[[ Selected excerpt, beginning ]]

Dispensaries: More Than Just a Retail Outlet

Cannabis dispensaries are sitting on gold mines and this is not in reference to the weed they sell. No. This is in reference to how retail stores and, most importantly, customer facing employees, are treated. In a time in the world where people are growing increasingly upset with not feeling valued resulting in people quitting their jobs in mass quantities because of COVID, it is more important than ever to re-evaluate internal procedures that could help improve employee moral, improve retention, and increase and maintain sales volumes.
As it stands in cannabis now, the norm for the treatment of “budtenders” is that it is an entry level role hardly worthy of $15 an hour if even that much. The industry average is $15 an hour. Depending on the state, budtenders must be adults 18 or 21 years and older. It’s safe to say that they are all adults and that dispensaries are not burger joints providing teenagers with their first jobs. In fact, the knowledge required to be a budtender is very vast and time consuming to learn making it a specialized skill. This deserves more than minimum wage.
Considering the marketing and advertising restrictions that cannabis businesses have, your first point of contact in a retail store representing a brand is a budtender. That now increases the skill level exponentially because budtenders are also brand ambassadors. They are also educators as they to educate people on cannabis consumption. If anything, this is a sacred role considering the roots of the cannabis place in holistic medicine and spirituality. This is not running a drugstore counter. This is providing an educational and health and wellness experience to every single person that walks through the door. And in fact, the budtender, as an evangelist, then has an opportunity to turn customers into brand ambassadors too creating a new marketing channel.

[[ Selected excerpt, end ]]
[[ Provided data, beginning ]]

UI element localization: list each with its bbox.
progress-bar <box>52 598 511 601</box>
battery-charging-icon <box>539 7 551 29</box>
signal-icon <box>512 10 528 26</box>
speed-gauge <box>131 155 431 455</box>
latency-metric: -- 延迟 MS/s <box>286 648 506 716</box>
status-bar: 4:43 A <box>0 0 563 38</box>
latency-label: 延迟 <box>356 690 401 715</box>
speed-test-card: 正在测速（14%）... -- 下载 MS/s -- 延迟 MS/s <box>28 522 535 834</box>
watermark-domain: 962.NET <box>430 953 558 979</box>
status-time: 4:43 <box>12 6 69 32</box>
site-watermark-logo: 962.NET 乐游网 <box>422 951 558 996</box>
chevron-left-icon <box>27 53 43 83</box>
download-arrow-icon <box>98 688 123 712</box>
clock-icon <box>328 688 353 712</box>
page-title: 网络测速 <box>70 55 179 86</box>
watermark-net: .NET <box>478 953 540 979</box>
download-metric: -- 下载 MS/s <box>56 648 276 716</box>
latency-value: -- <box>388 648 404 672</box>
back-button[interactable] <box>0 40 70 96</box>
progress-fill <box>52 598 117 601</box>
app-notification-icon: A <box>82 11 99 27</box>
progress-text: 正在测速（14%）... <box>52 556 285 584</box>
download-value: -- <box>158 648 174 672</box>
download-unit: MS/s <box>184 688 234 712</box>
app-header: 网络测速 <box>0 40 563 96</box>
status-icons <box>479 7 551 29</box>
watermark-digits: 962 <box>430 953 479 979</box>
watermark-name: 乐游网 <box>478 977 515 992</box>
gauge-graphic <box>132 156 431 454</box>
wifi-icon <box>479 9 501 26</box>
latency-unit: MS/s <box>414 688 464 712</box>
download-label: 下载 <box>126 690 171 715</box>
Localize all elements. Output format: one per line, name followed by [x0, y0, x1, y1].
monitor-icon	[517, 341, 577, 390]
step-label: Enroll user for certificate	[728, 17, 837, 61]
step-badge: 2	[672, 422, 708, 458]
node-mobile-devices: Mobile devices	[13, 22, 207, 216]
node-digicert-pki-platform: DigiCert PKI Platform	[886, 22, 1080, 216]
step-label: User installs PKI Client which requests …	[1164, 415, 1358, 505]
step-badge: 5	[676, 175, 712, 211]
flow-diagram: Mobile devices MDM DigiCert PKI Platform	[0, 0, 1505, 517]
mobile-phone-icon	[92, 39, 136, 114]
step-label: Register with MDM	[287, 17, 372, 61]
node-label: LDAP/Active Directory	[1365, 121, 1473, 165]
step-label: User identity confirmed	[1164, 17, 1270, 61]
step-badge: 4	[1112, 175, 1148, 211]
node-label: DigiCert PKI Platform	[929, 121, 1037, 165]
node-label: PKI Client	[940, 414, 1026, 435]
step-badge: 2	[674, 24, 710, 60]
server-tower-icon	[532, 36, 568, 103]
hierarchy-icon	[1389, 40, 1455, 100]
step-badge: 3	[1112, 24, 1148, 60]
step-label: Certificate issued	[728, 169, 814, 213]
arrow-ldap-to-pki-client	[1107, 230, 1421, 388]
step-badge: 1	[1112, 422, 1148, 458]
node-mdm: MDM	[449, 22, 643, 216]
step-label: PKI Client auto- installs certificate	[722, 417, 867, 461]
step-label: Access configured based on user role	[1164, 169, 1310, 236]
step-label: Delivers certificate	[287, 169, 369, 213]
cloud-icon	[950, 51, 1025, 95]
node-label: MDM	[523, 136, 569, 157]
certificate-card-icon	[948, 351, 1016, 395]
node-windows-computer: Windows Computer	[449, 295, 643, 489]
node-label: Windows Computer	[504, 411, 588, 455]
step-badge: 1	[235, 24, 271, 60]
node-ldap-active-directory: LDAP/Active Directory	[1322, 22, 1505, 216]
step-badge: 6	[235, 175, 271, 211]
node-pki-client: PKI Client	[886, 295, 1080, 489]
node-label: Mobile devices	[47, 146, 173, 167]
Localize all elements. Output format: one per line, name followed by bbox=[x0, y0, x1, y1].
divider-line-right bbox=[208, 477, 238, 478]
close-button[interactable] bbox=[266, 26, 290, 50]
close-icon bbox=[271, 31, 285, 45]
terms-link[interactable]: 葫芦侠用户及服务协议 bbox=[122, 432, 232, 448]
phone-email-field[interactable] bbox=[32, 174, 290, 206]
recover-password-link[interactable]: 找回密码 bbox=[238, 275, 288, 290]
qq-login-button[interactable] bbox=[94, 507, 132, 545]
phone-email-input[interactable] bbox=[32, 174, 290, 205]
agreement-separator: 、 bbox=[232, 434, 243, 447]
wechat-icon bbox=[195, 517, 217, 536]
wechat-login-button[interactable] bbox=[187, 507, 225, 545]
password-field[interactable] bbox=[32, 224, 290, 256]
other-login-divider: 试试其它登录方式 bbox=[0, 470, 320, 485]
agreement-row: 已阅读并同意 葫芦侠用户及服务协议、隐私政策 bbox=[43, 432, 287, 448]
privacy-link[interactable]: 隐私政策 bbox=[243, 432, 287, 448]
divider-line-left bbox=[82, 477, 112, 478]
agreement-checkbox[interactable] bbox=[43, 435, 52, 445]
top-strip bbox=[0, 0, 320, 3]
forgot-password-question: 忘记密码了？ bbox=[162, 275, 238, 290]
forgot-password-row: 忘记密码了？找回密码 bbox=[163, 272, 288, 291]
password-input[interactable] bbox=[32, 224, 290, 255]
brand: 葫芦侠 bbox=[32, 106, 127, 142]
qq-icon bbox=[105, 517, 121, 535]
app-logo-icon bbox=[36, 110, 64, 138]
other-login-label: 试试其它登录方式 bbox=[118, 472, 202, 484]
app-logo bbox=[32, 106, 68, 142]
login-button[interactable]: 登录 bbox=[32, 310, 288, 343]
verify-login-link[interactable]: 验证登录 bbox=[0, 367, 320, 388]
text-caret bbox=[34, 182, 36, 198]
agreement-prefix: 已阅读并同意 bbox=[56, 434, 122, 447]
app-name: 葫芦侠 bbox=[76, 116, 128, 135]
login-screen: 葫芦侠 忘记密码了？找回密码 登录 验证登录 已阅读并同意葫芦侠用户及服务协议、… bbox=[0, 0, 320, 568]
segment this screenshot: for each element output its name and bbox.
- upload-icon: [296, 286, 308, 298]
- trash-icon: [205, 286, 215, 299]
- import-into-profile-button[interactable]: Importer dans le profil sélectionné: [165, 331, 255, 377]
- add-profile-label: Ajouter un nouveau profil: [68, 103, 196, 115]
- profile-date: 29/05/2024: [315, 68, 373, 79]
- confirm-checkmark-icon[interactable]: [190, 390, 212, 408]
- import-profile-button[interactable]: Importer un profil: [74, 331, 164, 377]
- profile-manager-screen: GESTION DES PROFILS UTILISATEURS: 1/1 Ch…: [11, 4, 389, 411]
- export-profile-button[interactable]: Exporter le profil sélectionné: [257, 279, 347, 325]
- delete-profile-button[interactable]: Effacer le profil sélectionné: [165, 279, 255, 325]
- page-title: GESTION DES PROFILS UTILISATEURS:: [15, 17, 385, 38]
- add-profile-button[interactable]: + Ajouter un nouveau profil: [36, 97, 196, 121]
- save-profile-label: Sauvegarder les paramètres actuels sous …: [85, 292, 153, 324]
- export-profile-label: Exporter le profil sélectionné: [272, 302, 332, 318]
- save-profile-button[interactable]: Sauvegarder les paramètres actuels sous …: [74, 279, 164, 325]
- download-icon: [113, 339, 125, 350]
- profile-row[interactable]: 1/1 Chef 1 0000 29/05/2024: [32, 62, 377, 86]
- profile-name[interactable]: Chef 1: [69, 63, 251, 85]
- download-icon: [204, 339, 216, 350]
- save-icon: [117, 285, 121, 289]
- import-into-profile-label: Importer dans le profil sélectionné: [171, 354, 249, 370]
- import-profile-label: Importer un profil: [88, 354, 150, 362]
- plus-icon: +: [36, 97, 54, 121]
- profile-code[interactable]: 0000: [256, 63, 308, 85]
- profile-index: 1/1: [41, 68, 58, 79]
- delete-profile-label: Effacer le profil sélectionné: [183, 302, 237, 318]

[[ Provided data, end ]]

Questions on the material.
1. Transcribe the dispensary article from "As it stands" down to "than minimum wage.".
2. What industry average hourly wage for budtenders does the dispensary article give?

Solutions.
1.
As it stands in cannabis now, the norm for the treatment of “budtenders” is that it is an entry level role hardly worthy of $15 an hour if even that much. The industry average is $15 an hour. Depending on the state, budtenders must be adults 18 or 21 years and older. It’s safe to say that they are all adults and that dispensaries are not burger joints providing teenagers with their first jobs. In fact, the knowledge required to be a budtender is very vast and time consuming to learn making it a specialized skill. This deserves more than minimum wage.

2. $15 an hour.